--- REQUEST ---
All of the entries need to be written out again, exactly as they are.

# Start of RECORD EXTRACTS

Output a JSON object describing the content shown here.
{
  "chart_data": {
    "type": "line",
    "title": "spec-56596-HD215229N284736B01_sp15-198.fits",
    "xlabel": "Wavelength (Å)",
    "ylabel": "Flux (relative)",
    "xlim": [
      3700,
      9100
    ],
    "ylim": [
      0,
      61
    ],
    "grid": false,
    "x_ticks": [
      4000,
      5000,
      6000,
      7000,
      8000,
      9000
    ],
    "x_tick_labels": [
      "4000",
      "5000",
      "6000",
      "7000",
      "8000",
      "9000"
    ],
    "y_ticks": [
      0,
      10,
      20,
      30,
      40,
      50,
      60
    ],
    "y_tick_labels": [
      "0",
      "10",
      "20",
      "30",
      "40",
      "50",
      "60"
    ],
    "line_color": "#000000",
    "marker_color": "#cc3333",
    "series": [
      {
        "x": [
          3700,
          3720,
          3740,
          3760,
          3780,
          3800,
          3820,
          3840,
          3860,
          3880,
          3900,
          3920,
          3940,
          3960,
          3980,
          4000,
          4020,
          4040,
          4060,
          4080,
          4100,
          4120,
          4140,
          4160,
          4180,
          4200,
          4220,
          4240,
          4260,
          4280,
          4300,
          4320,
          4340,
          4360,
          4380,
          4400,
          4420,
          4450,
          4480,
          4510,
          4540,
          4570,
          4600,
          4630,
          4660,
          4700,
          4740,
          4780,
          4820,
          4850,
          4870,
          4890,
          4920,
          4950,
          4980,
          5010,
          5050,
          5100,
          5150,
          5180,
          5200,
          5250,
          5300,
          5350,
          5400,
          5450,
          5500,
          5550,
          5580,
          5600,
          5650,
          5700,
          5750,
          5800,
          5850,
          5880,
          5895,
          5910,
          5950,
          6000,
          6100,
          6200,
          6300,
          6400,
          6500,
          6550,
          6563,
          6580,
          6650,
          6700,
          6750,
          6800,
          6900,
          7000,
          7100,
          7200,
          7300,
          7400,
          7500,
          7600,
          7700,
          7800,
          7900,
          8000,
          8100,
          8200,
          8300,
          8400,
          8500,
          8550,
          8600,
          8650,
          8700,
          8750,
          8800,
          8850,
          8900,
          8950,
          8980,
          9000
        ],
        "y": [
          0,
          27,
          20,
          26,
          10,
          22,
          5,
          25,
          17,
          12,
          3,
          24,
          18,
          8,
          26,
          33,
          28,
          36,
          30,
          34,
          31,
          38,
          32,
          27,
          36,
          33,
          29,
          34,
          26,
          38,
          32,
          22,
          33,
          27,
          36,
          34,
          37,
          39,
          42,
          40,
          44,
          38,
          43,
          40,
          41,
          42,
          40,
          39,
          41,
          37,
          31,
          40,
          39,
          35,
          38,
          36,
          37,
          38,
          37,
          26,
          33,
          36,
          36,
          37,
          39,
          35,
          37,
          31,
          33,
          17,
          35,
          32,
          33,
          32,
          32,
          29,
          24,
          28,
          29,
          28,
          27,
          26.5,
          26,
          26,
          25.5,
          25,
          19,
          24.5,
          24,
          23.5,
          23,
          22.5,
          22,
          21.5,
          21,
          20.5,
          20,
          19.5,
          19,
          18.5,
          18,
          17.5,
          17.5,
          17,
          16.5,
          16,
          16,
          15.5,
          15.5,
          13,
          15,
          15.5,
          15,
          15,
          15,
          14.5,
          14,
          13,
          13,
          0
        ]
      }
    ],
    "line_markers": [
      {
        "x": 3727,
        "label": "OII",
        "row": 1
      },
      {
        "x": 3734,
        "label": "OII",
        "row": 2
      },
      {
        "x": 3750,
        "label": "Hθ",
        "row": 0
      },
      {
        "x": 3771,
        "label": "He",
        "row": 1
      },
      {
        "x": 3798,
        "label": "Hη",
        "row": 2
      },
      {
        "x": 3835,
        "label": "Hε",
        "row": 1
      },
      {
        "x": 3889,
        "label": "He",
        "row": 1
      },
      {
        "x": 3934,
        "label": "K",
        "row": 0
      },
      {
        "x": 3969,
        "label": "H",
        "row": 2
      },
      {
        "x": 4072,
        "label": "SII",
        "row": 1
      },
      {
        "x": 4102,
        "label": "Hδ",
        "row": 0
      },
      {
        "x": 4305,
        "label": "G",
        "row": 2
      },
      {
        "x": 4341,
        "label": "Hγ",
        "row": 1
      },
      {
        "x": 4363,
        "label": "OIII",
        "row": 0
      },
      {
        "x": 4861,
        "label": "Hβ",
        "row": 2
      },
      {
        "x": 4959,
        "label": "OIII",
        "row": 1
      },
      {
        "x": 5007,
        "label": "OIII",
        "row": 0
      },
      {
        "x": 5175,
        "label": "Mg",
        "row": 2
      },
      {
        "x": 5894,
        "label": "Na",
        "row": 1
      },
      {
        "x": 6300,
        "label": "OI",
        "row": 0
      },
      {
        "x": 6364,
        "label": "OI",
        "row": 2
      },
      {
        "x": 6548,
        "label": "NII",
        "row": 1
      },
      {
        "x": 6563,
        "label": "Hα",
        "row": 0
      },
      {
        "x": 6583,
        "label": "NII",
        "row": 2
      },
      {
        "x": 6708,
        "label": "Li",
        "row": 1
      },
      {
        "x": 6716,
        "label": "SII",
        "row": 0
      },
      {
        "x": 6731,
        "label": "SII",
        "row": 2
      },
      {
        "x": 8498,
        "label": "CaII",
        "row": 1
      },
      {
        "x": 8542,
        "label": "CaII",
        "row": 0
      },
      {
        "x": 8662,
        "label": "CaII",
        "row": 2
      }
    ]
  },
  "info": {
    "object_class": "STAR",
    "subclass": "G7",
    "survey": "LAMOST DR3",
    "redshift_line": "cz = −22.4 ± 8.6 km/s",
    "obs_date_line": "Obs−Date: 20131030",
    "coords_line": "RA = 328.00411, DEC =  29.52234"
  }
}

# End of RECORD EXTRACTS

--- THE OUTPUT ---
Output a JSON object describing the content shown here.
{
  "chart_data": {
    "type": "line",
    "title": "spec-56596-HD215229N284736B01_sp15-198.fits",
    "xlabel": "Wavelength (Å)",
    "ylabel": "Flux (relative)",
    "xlim": [
      3700,
      9100
    ],
    "ylim": [
      0,
      61
    ],
    "grid": false,
    "x_ticks": [
      4000,
      5000,
      6000,
      7000,
      8000,
      9000
    ],
    "x_tick_labels": [
      "4000",
      "5000",
      "6000",
      "7000",
      "8000",
      "9000"
    ],
    "y_ticks": [
      0,
      10,
      20,
      30,
      40,
      50,
      60
    ],
    "y_tick_labels": [
      "0",
      "10",
      "20",
      "30",
      "40",
      "50",
      "60"
    ],
    "line_color": "#000000",
    "marker_color": "#cc3333",
    "series": [
      {
        "x": [
          3700,
          3720,
          3740,
          3760,
          3780,
          3800,
          3820,
          3840,
          3860,
          3880,
          3900,
          3920,
          3940,
          3960,
          3980,
          4000,
          4020,
          4040,
          4060,
          4080,
          4100,
          4120,
          4140,
          4160,
          4180,
          4200,
          4220,
          4240,
          4260,
          4280,
          4300,
          4320,
          4340,
          4360,
          4380,
          4400,
          4420,
          4450,
          4480,
          4510,
          4540,
          4570,
          4600,
          4630,
          4660,
          4700,
          4740,
          4780,
          4820,
          4850,
          4870,
          4890,
          4920,
          4950,
          4980,
          5010,
          5050,
          5100,
          5150,
          5180,
          5200,
          5250,
          5300,
          5350,
          5400,
          5450,
          5500,
          5550,
          5580,
          5600,
          5650,
          5700,
          5750,
          5800,
          5850,
          5880,
          5895,
          5910,
          5950,
          6000,
          6100,
          6200,
          6300,
          6400,
          6500,
          6550,
          6563,
          6580,
          6650,
          6700,
          6750,
          6800,
          6900,
          7000,
          7100,
          7200,
          7300,
          7400,
          7500,
          7600,
          7700,
          7800,
          7900,
          8000,
          8100,
          8200,
          8300,
          8400,
          8500,
          8550,
          8600,
          8650,
          8700,
          8750,
          8800,
          8850,
          8900,
          8950,
          8980,
          9000
        ],
        "y": [
          0,
          27,
          20,
          26,
          10,
          22,
          5,
          25,
          17,
          12,
          3,
          24,
          18,
          8,
          26,
          33,
          28,
          36,
          30,
          34,
          31,
          38,
          32,
          27,
          36,
          33,
          29,
          34,
          26,
          38,
          32,
          22,
          33,
          27,
          36,
          34,
          37,
          39,
          42,
          40,
          44,
          38,
          43,
          40,
          41,
          42,
          40,
          39,
          41,
          37,
          31,
          40,
          39,
          35,
          38,
          36,
          37,
          38,
          37,
          26,
          33,
          36,
          36,
          37,
          39,
          35,
          37,
          31,
          33,
          17,
          35,
          32,
          33,
          32,
          32,
          29,
          24,
          28,
          29,
          28,
          27,
          26.5,
          26,
          26,
          25.5,
          25,
          19,
          24.5,
          24,
          23.5,
          23,
          22.5,
          22,
          21.5,
          21,
          20.5,
          20,
          19.5,
          19,
          18.5,
          18,
          17.5,
          17.5,
          17,
          16.5,
          16,
          16,
          15.5,
          15.5,
          13,
          15,
          15.5,
          15,
          15,
          15,
          14.5,
          14,
          13,
          13,
          0
        ]
      }
    ],
    "line_markers": [
      {
        "x": 3727,
        "label": "OII",
        "row": 1
      },
      {
        "x": 3734,
        "label": "OII",
        "row": 2
      },
      {
        "x": 3750,
        "label": "Hθ",
        "row": 0
      },
      {
        "x": 3771,
        "label": "He",
        "row": 1
      },
      {
        "x": 3798,
        "label": "Hη",
        "row": 2
      },
      {
        "x": 3835,
        "label": "Hε",
        "row": 1
      },
      {
        "x": 3889,
        "label": "He",
        "row": 1
      },
      {
        "x": 3934,
        "label": "K",
        "row": 0
      },
      {
        "x": 3969,
        "label": "H",
        "row": 2
      },
      {
        "x": 4072,
        "label": "SII",
        "row": 1
      },
      {
        "x": 4102,
        "label": "Hδ",
        "row": 0
      },
      {
        "x": 4305,
        "label": "G",
        "row": 2
      },
      {
        "x": 4341,
        "label": "Hγ",
        "row": 1
      },
      {
        "x": 4363,
        "label": "OIII",
        "row": 0
      },
      {
        "x": 4861,
        "label": "Hβ",
        "row": 2
      },
      {
        "x": 4959,
        "label": "OIII",
        "row": 1
      },
      {
        "x": 5007,
        "label": "OIII",
        "row": 0
      },
      {
        "x": 5175,
        "label": "Mg",
        "row": 2
      },
      {
        "x": 5894,
        "label": "Na",
        "row": 1
      },
      {
        "x": 6300,
        "label": "OI",
        "row": 0
      },
      {
        "x": 6364,
        "label": "OI",
        "row": 2
      },
      {
        "x": 6548,
        "label": "NII",
        "row": 1
      },
      {
        "x": 6563,
        "label": "Hα",
        "row": 0
      },
      {
        "x": 6583,
        "label": "NII",
        "row": 2
      },
      {
        "x": 6708,
        "label": "Li",
        "row": 1
      },
      {
        "x": 6716,
        "label": "SII",
        "row": 0
      },
      {
        "x": 6731,
        "label": "SII",
        "row": 2
      },
      {
        "x": 8498,
        "label": "CaII",
        "row": 1
      },
      {
        "x": 8542,
        "label": "CaII",
        "row": 0
      },
      {
        "x": 8662,
        "label": "CaII",
        "row": 2
      }
    ]
  },
  "info": {
    "object_class": "STAR",
    "subclass": "G7",
    "survey": "LAMOST DR3",
    "redshift_line": "cz = −22.4 ± 8.6 km/s",
    "obs_date_line": "Obs−Date: 20131030",
    "coords_line": "RA = 328.00411, DEC =  29.52234"
  }
}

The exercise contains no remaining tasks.